# Goal
Transcribe the records below in full; pictures stay out of the copy.

Collected data entries
-- -- --

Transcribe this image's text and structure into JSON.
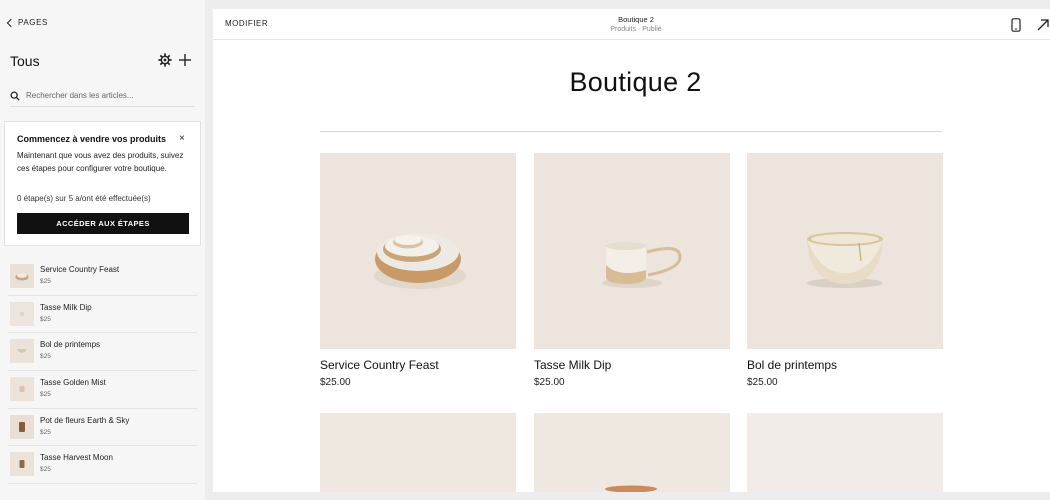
{
  "sidebar": {
    "back_label": "PAGES",
    "title": "Tous",
    "search_placeholder": "Rechercher dans les articles...",
    "promo": {
      "title": "Commencez à vendre vos produits",
      "close": "×",
      "body": "Maintenant que vous avez des produits, suivez ces étapes pour configurer votre boutique.",
      "progress": "0 étape(s) sur 5 a/ont été effectuée(s)",
      "button": "ACCÉDER AUX ÉTAPES"
    },
    "products": [
      {
        "name": "Service Country Feast",
        "price": "$25"
      },
      {
        "name": "Tasse Milk Dip",
        "price": "$25"
      },
      {
        "name": "Bol de printemps",
        "price": "$25"
      },
      {
        "name": "Tasse Golden Mist",
        "price": "$25"
      },
      {
        "name": "Pot de fleurs Earth & Sky",
        "price": "$25"
      },
      {
        "name": "Tasse Harvest Moon",
        "price": "$25"
      }
    ]
  },
  "topbar": {
    "modify": "MODIFIER",
    "title": "Boutique 2",
    "subtitle": "Produits · Publié"
  },
  "main": {
    "page_title": "Boutique 2",
    "cards": [
      {
        "name": "Service Country Feast",
        "price": "$25.00"
      },
      {
        "name": "Tasse Milk Dip",
        "price": "$25.00"
      },
      {
        "name": "Bol de printemps",
        "price": "$25.00"
      }
    ]
  },
  "icons": {
    "back": "chevron-left-icon",
    "gear": "gear-icon",
    "add": "plus-icon",
    "search": "search-icon",
    "close": "close-icon",
    "mobile": "mobile-device-icon",
    "open": "external-link-icon"
  },
  "colors": {
    "sidebar_bg": "#f6f6f6",
    "button_bg": "#111111",
    "product_bg": "#ede5dd"
  }
}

-- -- --

# The output
Transcribe this image's text and structure into JSON.
{
  "sidebar": {
    "back_label": "PAGES",
    "title": "Tous",
    "search_placeholder": "Rechercher dans les articles...",
    "promo": {
      "title": "Commencez à vendre vos produits",
      "close": "×",
      "body": "Maintenant que vous avez des produits, suivez ces étapes pour configurer votre boutique.",
      "progress": "0 étape(s) sur 5 a/ont été effectuée(s)",
      "button": "ACCÉDER AUX ÉTAPES"
    },
    "products": [
      {
        "name": "Service Country Feast",
        "price": "$25"
      },
      {
        "name": "Tasse Milk Dip",
        "price": "$25"
      },
      {
        "name": "Bol de printemps",
        "price": "$25"
      },
      {
        "name": "Tasse Golden Mist",
        "price": "$25"
      },
      {
        "name": "Pot de fleurs Earth & Sky",
        "price": "$25"
      },
      {
        "name": "Tasse Harvest Moon",
        "price": "$25"
      }
    ]
  },
  "topbar": {
    "modify": "MODIFIER",
    "title": "Boutique 2",
    "subtitle": "Produits · Publié"
  },
  "main": {
    "page_title": "Boutique 2",
    "cards": [
      {
        "name": "Service Country Feast",
        "price": "$25.00"
      },
      {
        "name": "Tasse Milk Dip",
        "price": "$25.00"
      },
      {
        "name": "Bol de printemps",
        "price": "$25.00"
      }
    ]
  },
  "icons": {
    "back": "chevron-left-icon",
    "gear": "gear-icon",
    "add": "plus-icon",
    "search": "search-icon",
    "close": "close-icon",
    "mobile": "mobile-device-icon",
    "open": "external-link-icon"
  },
  "colors": {
    "sidebar_bg": "#f6f6f6",
    "button_bg": "#111111",
    "product_bg": "#ede5dd"
  }
}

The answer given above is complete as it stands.